[Figure record listings]
=====
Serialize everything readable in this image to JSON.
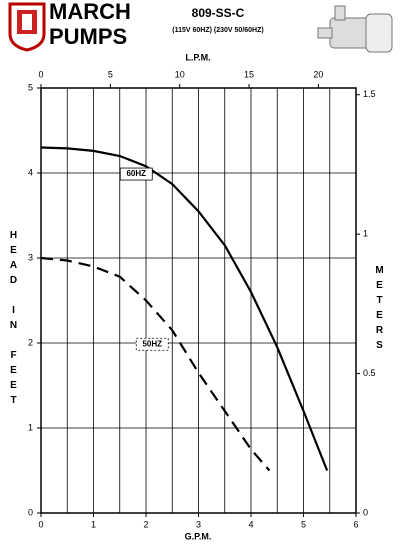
{
  "header": {
    "brand_top": "MARCH",
    "brand_bottom": "PUMPS"
  },
  "chart_data": {
    "type": "line",
    "title": "809-SS-C",
    "subtitle": "(115V 60HZ) (230V 50/60HZ)",
    "xlabel": "G.P.M.",
    "ylabel": "HEAD IN FEET",
    "x2label": "L.P.M.",
    "y2label": "METERS",
    "xlim": [
      0,
      6
    ],
    "xticks": [
      0,
      1,
      2,
      3,
      4,
      5,
      6
    ],
    "xminorticks": [
      0.5,
      1.5,
      2.5,
      3.5,
      4.5,
      5.5
    ],
    "ylim": [
      0,
      5
    ],
    "yticks": [
      0,
      1,
      2,
      3,
      4,
      5
    ],
    "x2lim": [
      0,
      22.71
    ],
    "x2ticks": [
      0,
      5,
      10,
      15,
      20
    ],
    "y2lim": [
      0,
      1.524
    ],
    "y2ticks": [
      0,
      0.5,
      1,
      1.5
    ],
    "grid": true,
    "series": [
      {
        "name": "60HZ",
        "color": "#000000",
        "dash": false,
        "x": [
          0,
          0.5,
          1,
          1.5,
          2,
          2.5,
          3,
          3.5,
          4,
          4.5,
          5,
          5.45
        ],
        "values": [
          4.3,
          4.29,
          4.26,
          4.2,
          4.08,
          3.87,
          3.55,
          3.15,
          2.6,
          1.95,
          1.2,
          0.5
        ]
      },
      {
        "name": "50HZ",
        "color": "#000000",
        "dash": true,
        "x": [
          0,
          0.5,
          1,
          1.5,
          2,
          2.5,
          3,
          3.5,
          4,
          4.35
        ],
        "values": [
          3.0,
          2.97,
          2.9,
          2.78,
          2.5,
          2.15,
          1.65,
          1.2,
          0.75,
          0.5
        ]
      }
    ]
  }
}
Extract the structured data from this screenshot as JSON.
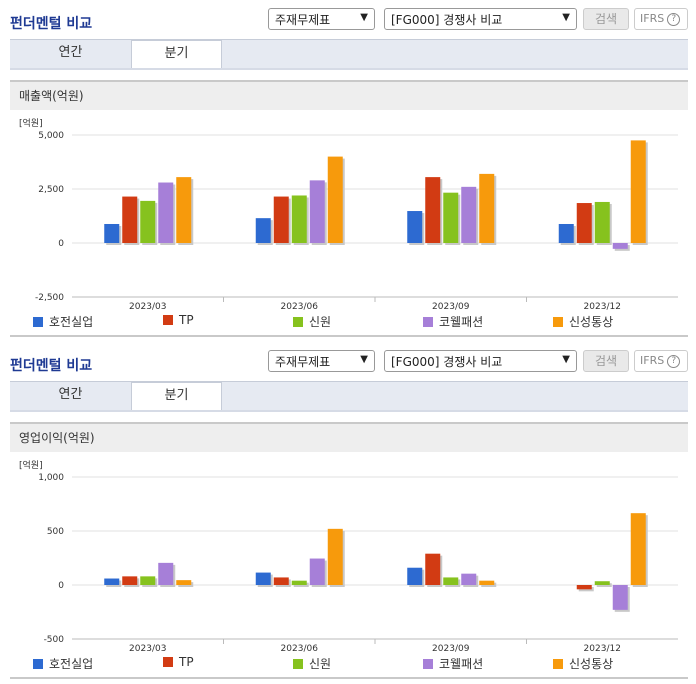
{
  "sections": [
    {
      "title": "펀더멘털 비교",
      "select1": "주재무제표",
      "select2": "[FG000] 경쟁사 비교",
      "search_label": "검색",
      "ifrs_label": "IFRS",
      "tabs": [
        "연간",
        "분기"
      ],
      "panel_title": "매출액(억원)"
    },
    {
      "title": "펀더멘털 비교",
      "select1": "주재무제표",
      "select2": "[FG000] 경쟁사 비교",
      "search_label": "검색",
      "ifrs_label": "IFRS",
      "tabs": [
        "연간",
        "분기"
      ],
      "panel_title": "영업이익(억원)"
    }
  ],
  "colors": {
    "호전실업": "#2d6ad1",
    "TP": "#d23b13",
    "신원": "#86c21e",
    "코웰패션": "#a67fd8",
    "신성통상": "#f79a0c"
  },
  "chart_data": [
    {
      "type": "bar",
      "unit_label": "[억원]",
      "categories": [
        "2023/03",
        "2023/06",
        "2023/09",
        "2023/12"
      ],
      "ylim": [
        -2500,
        5000
      ],
      "yticks": [
        "5,000",
        "2,500",
        "0",
        "-2,500"
      ],
      "ytick_values": [
        5000,
        2500,
        0,
        -2500
      ],
      "series": [
        {
          "name": "호전실업",
          "values": [
            880,
            1150,
            1480,
            880
          ]
        },
        {
          "name": "TP",
          "values": [
            2150,
            2150,
            3050,
            1850
          ]
        },
        {
          "name": "신원",
          "values": [
            1950,
            2200,
            2330,
            1900
          ]
        },
        {
          "name": "코웰패션",
          "values": [
            2800,
            2900,
            2600,
            -270
          ]
        },
        {
          "name": "신성통상",
          "values": [
            3050,
            4000,
            3200,
            4750
          ]
        }
      ]
    },
    {
      "type": "bar",
      "unit_label": "[억원]",
      "categories": [
        "2023/03",
        "2023/06",
        "2023/09",
        "2023/12"
      ],
      "ylim": [
        -500,
        1000
      ],
      "yticks": [
        "1,000",
        "500",
        "0",
        "-500"
      ],
      "ytick_values": [
        1000,
        500,
        0,
        -500
      ],
      "series": [
        {
          "name": "호전실업",
          "values": [
            60,
            115,
            160,
            0
          ]
        },
        {
          "name": "TP",
          "values": [
            80,
            70,
            290,
            -40
          ]
        },
        {
          "name": "신원",
          "values": [
            80,
            40,
            70,
            35
          ]
        },
        {
          "name": "코웰패션",
          "values": [
            205,
            245,
            105,
            -230
          ]
        },
        {
          "name": "신성통상",
          "values": [
            45,
            520,
            40,
            665
          ]
        }
      ]
    }
  ]
}
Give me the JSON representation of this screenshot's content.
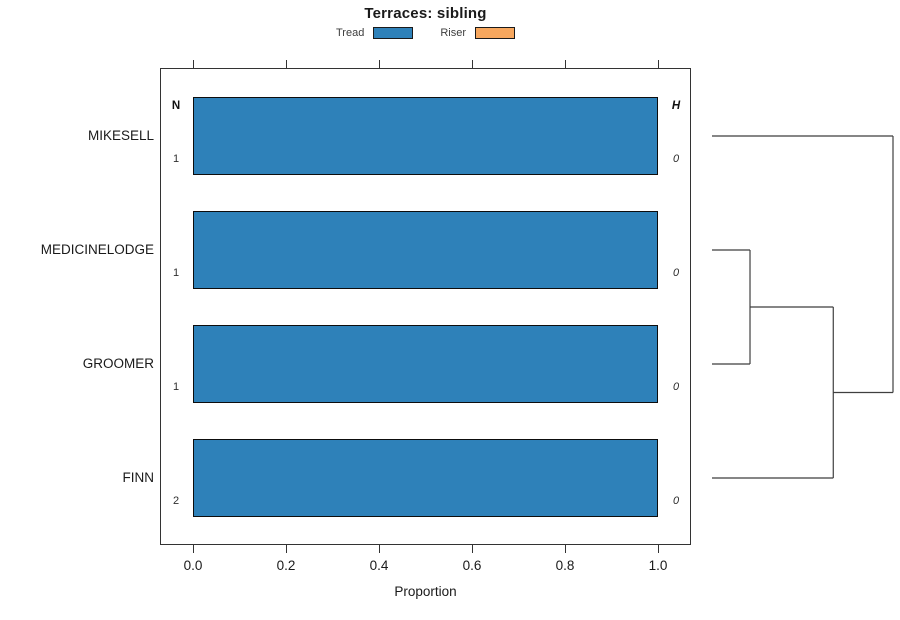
{
  "chart_data": {
    "type": "bar",
    "orientation": "horizontal",
    "title": "Terraces: sibling",
    "xlabel": "Proportion",
    "xlim": [
      0,
      1
    ],
    "xticks": [
      0.0,
      0.2,
      0.4,
      0.6,
      0.8,
      1.0
    ],
    "xtick_labels": [
      "0.0",
      "0.2",
      "0.4",
      "0.6",
      "0.8",
      "1.0"
    ],
    "grid": false,
    "legend_position": "top-center",
    "series": [
      {
        "name": "Tread",
        "color": "#2E81B9"
      },
      {
        "name": "Riser",
        "color": "#F7A75E"
      }
    ],
    "left_column_header": "N",
    "right_column_header": "H",
    "rows": [
      {
        "category": "MIKESELL",
        "n": "1",
        "h": "0",
        "values": {
          "Tread": 1.0,
          "Riser": 0.0
        }
      },
      {
        "category": "MEDICINELODGE",
        "n": "1",
        "h": "0",
        "values": {
          "Tread": 1.0,
          "Riser": 0.0
        }
      },
      {
        "category": "GROOMER",
        "n": "1",
        "h": "0",
        "values": {
          "Tread": 1.0,
          "Riser": 0.0
        }
      },
      {
        "category": "FINN",
        "n": "2",
        "h": "0",
        "values": {
          "Tread": 1.0,
          "Riser": 0.0
        }
      }
    ],
    "dendrogram": {
      "leaf_order": [
        "MIKESELL",
        "MEDICINELODGE",
        "GROOMER",
        "FINN"
      ],
      "merges": [
        {
          "children": [
            1,
            2
          ],
          "height": 0.21
        },
        {
          "children": [
            "m0",
            3
          ],
          "height": 0.67
        },
        {
          "children": [
            0,
            "m1"
          ],
          "height": 1.0
        }
      ],
      "line_color": "#3f3f3f"
    }
  }
}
=====
**SET EXERCISE**:
Pictures are not part of the copy; output everything else in the records exactly.

**RESPONSE FOR THIS EXERCISE**:
Serialize everything readable in this image to JSON.
{
  "header": {
    "brand_top": "MARCH",
    "brand_bottom": "PUMPS"
  },
  "chart_data": {
    "type": "line",
    "title": "809-SS-C",
    "subtitle": "(115V 60HZ) (230V 50/60HZ)",
    "xlabel": "G.P.M.",
    "ylabel": "HEAD IN FEET",
    "x2label": "L.P.M.",
    "y2label": "METERS",
    "xlim": [
      0,
      6
    ],
    "xticks": [
      0,
      1,
      2,
      3,
      4,
      5,
      6
    ],
    "xminorticks": [
      0.5,
      1.5,
      2.5,
      3.5,
      4.5,
      5.5
    ],
    "ylim": [
      0,
      5
    ],
    "yticks": [
      0,
      1,
      2,
      3,
      4,
      5
    ],
    "x2lim": [
      0,
      22.71
    ],
    "x2ticks": [
      0,
      5,
      10,
      15,
      20
    ],
    "y2lim": [
      0,
      1.524
    ],
    "y2ticks": [
      0,
      0.5,
      1,
      1.5
    ],
    "grid": true,
    "series": [
      {
        "name": "60HZ",
        "color": "#000000",
        "dash": false,
        "x": [
          0,
          0.5,
          1,
          1.5,
          2,
          2.5,
          3,
          3.5,
          4,
          4.5,
          5,
          5.45
        ],
        "values": [
          4.3,
          4.29,
          4.26,
          4.2,
          4.08,
          3.87,
          3.55,
          3.15,
          2.6,
          1.95,
          1.2,
          0.5
        ]
      },
      {
        "name": "50HZ",
        "color": "#000000",
        "dash": true,
        "x": [
          0,
          0.5,
          1,
          1.5,
          2,
          2.5,
          3,
          3.5,
          4,
          4.35
        ],
        "values": [
          3.0,
          2.97,
          2.9,
          2.78,
          2.5,
          2.15,
          1.65,
          1.2,
          0.75,
          0.5
        ]
      }
    ]
  }
}
Extract the structured data from this screenshot as JSON.
{
  "sections": [
    {
      "title": "펀더멘털 비교",
      "select1": "주재무제표",
      "select2": "[FG000] 경쟁사 비교",
      "search_label": "검색",
      "ifrs_label": "IFRS",
      "tabs": [
        "연간",
        "분기"
      ],
      "panel_title": "매출액(억원)"
    },
    {
      "title": "펀더멘털 비교",
      "select1": "주재무제표",
      "select2": "[FG000] 경쟁사 비교",
      "search_label": "검색",
      "ifrs_label": "IFRS",
      "tabs": [
        "연간",
        "분기"
      ],
      "panel_title": "영업이익(억원)"
    }
  ],
  "colors": {
    "호전실업": "#2d6ad1",
    "TP": "#d23b13",
    "신원": "#86c21e",
    "코웰패션": "#a67fd8",
    "신성통상": "#f79a0c"
  },
  "chart_data": [
    {
      "type": "bar",
      "unit_label": "[억원]",
      "categories": [
        "2023/03",
        "2023/06",
        "2023/09",
        "2023/12"
      ],
      "ylim": [
        -2500,
        5000
      ],
      "yticks": [
        "5,000",
        "2,500",
        "0",
        "-2,500"
      ],
      "ytick_values": [
        5000,
        2500,
        0,
        -2500
      ],
      "series": [
        {
          "name": "호전실업",
          "values": [
            880,
            1150,
            1480,
            880
          ]
        },
        {
          "name": "TP",
          "values": [
            2150,
            2150,
            3050,
            1850
          ]
        },
        {
          "name": "신원",
          "values": [
            1950,
            2200,
            2330,
            1900
          ]
        },
        {
          "name": "코웰패션",
          "values": [
            2800,
            2900,
            2600,
            -270
          ]
        },
        {
          "name": "신성통상",
          "values": [
            3050,
            4000,
            3200,
            4750
          ]
        }
      ]
    },
    {
      "type": "bar",
      "unit_label": "[억원]",
      "categories": [
        "2023/03",
        "2023/06",
        "2023/09",
        "2023/12"
      ],
      "ylim": [
        -500,
        1000
      ],
      "yticks": [
        "1,000",
        "500",
        "0",
        "-500"
      ],
      "ytick_values": [
        1000,
        500,
        0,
        -500
      ],
      "series": [
        {
          "name": "호전실업",
          "values": [
            60,
            115,
            160,
            0
          ]
        },
        {
          "name": "TP",
          "values": [
            80,
            70,
            290,
            -40
          ]
        },
        {
          "name": "신원",
          "values": [
            80,
            40,
            70,
            35
          ]
        },
        {
          "name": "코웰패션",
          "values": [
            205,
            245,
            105,
            -230
          ]
        },
        {
          "name": "신성통상",
          "values": [
            45,
            520,
            40,
            665
          ]
        }
      ]
    }
  ]
}
Give me the JSON representation of this screenshot's content.
{
  "chart_data": {
    "type": "bar",
    "orientation": "horizontal",
    "title": "Terraces: sibling",
    "xlabel": "Proportion",
    "xlim": [
      0,
      1
    ],
    "xticks": [
      0.0,
      0.2,
      0.4,
      0.6,
      0.8,
      1.0
    ],
    "xtick_labels": [
      "0.0",
      "0.2",
      "0.4",
      "0.6",
      "0.8",
      "1.0"
    ],
    "grid": false,
    "legend_position": "top-center",
    "series": [
      {
        "name": "Tread",
        "color": "#2E81B9"
      },
      {
        "name": "Riser",
        "color": "#F7A75E"
      }
    ],
    "left_column_header": "N",
    "right_column_header": "H",
    "rows": [
      {
        "category": "MIKESELL",
        "n": "1",
        "h": "0",
        "values": {
          "Tread": 1.0,
          "Riser": 0.0
        }
      },
      {
        "category": "MEDICINELODGE",
        "n": "1",
        "h": "0",
        "values": {
          "Tread": 1.0,
          "Riser": 0.0
        }
      },
      {
        "category": "GROOMER",
        "n": "1",
        "h": "0",
        "values": {
          "Tread": 1.0,
          "Riser": 0.0
        }
      },
      {
        "category": "FINN",
        "n": "2",
        "h": "0",
        "values": {
          "Tread": 1.0,
          "Riser": 0.0
        }
      }
    ],
    "dendrogram": {
      "leaf_order": [
        "MIKESELL",
        "MEDICINELODGE",
        "GROOMER",
        "FINN"
      ],
      "merges": [
        {
          "children": [
            1,
            2
          ],
          "height": 0.21
        },
        {
          "children": [
            "m0",
            3
          ],
          "height": 0.67
        },
        {
          "children": [
            0,
            "m1"
          ],
          "height": 1.0
        }
      ],
      "line_color": "#3f3f3f"
    }
  }
}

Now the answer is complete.